◆ **Provided material**:
◆ ◆ ◆ ◆ ◆ ◆ ◆
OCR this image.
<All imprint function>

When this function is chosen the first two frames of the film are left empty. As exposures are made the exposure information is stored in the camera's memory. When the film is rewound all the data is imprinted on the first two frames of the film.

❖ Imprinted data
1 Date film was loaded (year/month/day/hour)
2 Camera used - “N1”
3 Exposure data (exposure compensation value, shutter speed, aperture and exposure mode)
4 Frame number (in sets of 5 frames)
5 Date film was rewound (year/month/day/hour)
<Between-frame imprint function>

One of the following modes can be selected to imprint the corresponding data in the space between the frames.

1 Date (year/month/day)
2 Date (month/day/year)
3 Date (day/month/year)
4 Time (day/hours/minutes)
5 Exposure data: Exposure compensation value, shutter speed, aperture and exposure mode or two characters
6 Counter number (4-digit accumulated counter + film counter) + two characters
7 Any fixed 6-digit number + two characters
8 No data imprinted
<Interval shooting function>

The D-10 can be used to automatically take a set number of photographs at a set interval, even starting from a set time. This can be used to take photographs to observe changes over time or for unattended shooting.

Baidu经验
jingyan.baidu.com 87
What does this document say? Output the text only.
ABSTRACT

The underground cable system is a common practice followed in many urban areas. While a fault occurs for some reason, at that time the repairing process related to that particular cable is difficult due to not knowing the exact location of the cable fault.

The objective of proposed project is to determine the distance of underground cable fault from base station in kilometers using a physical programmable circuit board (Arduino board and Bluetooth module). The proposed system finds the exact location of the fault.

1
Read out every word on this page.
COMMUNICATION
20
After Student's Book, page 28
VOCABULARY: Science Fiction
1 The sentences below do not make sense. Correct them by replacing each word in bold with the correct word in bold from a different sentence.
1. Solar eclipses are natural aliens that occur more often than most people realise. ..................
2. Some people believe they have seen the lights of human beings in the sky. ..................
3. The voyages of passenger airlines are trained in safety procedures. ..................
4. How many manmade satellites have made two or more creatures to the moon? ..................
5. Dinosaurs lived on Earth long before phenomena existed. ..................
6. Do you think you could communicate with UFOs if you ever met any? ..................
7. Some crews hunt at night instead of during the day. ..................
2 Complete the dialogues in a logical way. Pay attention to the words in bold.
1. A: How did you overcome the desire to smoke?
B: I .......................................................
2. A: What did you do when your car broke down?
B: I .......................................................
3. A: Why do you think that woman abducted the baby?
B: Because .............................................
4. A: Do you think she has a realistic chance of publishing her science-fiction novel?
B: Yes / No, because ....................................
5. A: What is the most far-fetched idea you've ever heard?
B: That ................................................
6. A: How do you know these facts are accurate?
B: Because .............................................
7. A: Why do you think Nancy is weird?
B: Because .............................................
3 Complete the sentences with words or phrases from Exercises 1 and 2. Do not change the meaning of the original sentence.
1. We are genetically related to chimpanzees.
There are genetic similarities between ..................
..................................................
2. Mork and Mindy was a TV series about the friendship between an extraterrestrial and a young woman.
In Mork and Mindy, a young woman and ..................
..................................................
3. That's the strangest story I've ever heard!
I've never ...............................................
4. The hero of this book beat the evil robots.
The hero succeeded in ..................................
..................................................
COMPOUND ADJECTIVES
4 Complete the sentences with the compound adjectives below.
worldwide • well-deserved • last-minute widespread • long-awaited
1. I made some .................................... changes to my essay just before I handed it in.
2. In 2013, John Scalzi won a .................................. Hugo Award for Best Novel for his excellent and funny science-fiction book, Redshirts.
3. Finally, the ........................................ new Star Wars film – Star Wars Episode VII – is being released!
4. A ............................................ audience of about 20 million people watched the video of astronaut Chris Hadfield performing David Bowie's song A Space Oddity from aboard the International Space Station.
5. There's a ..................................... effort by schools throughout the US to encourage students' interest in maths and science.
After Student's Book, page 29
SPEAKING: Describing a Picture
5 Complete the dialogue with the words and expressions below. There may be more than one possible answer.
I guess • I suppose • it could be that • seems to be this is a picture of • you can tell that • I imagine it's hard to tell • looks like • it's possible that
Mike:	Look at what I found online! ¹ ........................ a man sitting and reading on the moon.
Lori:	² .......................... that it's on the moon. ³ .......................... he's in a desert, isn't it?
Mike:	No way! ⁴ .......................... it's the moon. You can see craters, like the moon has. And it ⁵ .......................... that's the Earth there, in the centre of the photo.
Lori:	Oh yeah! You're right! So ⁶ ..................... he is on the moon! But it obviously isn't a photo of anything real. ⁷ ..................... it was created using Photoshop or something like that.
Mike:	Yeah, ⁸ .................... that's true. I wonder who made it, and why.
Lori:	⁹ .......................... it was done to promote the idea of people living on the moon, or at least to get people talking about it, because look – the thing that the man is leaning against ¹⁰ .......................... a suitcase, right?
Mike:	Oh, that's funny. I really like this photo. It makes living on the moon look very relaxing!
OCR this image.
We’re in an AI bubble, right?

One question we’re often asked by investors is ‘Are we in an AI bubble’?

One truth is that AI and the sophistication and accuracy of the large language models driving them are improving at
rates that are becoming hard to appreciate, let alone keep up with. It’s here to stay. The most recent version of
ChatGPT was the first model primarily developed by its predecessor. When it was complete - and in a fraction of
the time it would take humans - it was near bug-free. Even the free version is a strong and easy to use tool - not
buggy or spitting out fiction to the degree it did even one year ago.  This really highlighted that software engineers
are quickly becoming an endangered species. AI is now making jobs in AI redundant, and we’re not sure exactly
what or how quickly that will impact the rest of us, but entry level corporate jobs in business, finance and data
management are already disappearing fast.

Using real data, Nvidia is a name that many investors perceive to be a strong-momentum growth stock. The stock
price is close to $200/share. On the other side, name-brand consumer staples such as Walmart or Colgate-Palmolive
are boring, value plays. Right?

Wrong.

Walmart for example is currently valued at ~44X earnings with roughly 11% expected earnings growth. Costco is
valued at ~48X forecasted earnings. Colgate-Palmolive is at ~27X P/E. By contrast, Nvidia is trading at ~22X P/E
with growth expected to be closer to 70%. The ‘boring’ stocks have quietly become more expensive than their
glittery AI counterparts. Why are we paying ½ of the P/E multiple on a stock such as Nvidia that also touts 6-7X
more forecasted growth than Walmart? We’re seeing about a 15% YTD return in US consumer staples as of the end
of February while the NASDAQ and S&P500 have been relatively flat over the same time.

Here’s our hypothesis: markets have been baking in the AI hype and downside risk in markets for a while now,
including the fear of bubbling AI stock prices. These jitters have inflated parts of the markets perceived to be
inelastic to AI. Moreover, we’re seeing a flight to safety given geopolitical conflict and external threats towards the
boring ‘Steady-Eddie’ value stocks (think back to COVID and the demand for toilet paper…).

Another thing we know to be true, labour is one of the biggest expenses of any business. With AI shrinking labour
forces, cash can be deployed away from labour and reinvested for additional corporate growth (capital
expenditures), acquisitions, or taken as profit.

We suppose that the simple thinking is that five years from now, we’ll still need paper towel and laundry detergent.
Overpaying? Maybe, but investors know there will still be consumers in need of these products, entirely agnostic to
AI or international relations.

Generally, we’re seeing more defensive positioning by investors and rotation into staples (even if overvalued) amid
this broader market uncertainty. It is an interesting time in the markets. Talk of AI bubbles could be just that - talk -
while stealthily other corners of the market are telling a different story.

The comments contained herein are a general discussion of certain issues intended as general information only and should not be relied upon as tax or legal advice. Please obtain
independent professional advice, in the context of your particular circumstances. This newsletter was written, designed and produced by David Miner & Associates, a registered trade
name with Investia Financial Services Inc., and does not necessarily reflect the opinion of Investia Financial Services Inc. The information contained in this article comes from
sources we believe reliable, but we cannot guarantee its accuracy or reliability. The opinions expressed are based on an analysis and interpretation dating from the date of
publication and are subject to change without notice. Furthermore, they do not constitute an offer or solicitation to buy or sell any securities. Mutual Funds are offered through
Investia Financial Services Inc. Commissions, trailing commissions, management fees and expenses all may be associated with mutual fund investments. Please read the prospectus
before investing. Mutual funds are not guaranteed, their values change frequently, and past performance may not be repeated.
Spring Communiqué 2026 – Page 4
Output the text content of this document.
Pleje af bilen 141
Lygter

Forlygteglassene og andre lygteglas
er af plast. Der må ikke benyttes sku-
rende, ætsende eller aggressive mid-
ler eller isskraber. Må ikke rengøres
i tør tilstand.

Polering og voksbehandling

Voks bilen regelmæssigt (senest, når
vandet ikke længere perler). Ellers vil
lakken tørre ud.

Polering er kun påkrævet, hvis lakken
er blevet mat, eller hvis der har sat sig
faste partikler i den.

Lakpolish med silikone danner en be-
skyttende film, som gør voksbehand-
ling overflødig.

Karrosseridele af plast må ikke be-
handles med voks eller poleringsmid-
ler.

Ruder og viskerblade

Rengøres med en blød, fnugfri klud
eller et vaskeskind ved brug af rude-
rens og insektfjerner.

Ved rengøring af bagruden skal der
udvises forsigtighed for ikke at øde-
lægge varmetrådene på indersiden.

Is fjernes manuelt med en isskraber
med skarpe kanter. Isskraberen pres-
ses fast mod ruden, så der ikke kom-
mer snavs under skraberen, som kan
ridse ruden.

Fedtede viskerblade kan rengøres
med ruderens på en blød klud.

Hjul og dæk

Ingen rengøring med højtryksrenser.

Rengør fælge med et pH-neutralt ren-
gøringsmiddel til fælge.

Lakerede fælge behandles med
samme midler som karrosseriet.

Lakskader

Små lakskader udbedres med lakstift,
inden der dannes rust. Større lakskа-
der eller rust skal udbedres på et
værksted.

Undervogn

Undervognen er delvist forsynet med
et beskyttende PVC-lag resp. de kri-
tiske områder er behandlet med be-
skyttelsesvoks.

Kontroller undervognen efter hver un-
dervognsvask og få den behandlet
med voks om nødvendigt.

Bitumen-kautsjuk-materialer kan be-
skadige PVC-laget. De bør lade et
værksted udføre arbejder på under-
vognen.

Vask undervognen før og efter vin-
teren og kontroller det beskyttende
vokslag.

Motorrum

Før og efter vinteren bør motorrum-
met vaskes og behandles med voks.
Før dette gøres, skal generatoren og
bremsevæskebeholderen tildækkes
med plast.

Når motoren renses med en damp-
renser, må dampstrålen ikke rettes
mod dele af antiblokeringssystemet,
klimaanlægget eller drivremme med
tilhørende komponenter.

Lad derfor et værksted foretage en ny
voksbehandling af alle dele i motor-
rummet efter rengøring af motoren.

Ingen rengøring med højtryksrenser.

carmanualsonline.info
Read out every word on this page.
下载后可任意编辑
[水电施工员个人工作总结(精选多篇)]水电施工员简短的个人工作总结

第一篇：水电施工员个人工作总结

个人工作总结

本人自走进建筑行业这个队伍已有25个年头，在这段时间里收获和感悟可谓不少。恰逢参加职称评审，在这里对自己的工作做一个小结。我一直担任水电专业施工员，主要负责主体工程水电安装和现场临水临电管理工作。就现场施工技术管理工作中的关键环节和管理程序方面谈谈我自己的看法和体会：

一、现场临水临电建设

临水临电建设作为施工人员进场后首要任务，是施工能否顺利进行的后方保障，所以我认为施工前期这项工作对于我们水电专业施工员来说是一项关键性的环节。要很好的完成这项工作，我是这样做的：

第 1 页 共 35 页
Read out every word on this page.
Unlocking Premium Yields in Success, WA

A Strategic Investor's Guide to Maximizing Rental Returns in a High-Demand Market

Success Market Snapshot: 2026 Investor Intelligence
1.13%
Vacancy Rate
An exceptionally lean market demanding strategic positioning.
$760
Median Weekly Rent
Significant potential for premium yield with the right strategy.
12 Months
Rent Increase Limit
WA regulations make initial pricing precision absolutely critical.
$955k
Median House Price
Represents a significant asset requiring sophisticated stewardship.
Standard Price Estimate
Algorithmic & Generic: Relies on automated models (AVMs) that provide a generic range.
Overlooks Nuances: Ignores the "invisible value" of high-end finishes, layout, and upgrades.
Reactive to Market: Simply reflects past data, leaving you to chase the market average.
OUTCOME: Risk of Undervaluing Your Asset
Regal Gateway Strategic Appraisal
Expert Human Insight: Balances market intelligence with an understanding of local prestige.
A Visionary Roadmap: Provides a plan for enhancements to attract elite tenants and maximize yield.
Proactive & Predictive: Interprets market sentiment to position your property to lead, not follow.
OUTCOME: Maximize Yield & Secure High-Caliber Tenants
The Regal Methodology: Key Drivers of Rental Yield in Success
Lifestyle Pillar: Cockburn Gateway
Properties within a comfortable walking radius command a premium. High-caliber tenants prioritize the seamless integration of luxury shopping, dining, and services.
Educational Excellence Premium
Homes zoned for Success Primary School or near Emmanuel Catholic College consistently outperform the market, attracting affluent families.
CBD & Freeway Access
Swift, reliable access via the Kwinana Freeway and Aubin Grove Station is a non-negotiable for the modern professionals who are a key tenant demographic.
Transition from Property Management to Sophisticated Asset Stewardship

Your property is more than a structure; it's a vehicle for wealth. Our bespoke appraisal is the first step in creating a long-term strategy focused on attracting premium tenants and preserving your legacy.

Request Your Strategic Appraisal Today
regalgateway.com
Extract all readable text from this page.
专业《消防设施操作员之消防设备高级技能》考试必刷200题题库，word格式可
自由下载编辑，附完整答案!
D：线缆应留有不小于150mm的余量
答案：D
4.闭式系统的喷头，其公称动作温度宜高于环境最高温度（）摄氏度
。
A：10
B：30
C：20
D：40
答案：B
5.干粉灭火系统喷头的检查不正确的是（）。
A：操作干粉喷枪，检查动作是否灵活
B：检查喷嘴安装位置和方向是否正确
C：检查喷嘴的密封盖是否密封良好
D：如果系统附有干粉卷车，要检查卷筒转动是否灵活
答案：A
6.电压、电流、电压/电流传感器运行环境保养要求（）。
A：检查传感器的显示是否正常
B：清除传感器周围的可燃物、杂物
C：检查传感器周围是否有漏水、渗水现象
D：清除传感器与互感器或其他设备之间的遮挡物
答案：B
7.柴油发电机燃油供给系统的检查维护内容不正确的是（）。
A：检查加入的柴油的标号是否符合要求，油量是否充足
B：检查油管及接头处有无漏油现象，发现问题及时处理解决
◆ ◆ ◆ ◆ ◆ ◆ ◆
◆ **Task statement**: Give the number of lines that carry the word "rengøring", with nothing added.

◆ **Task answer**: 4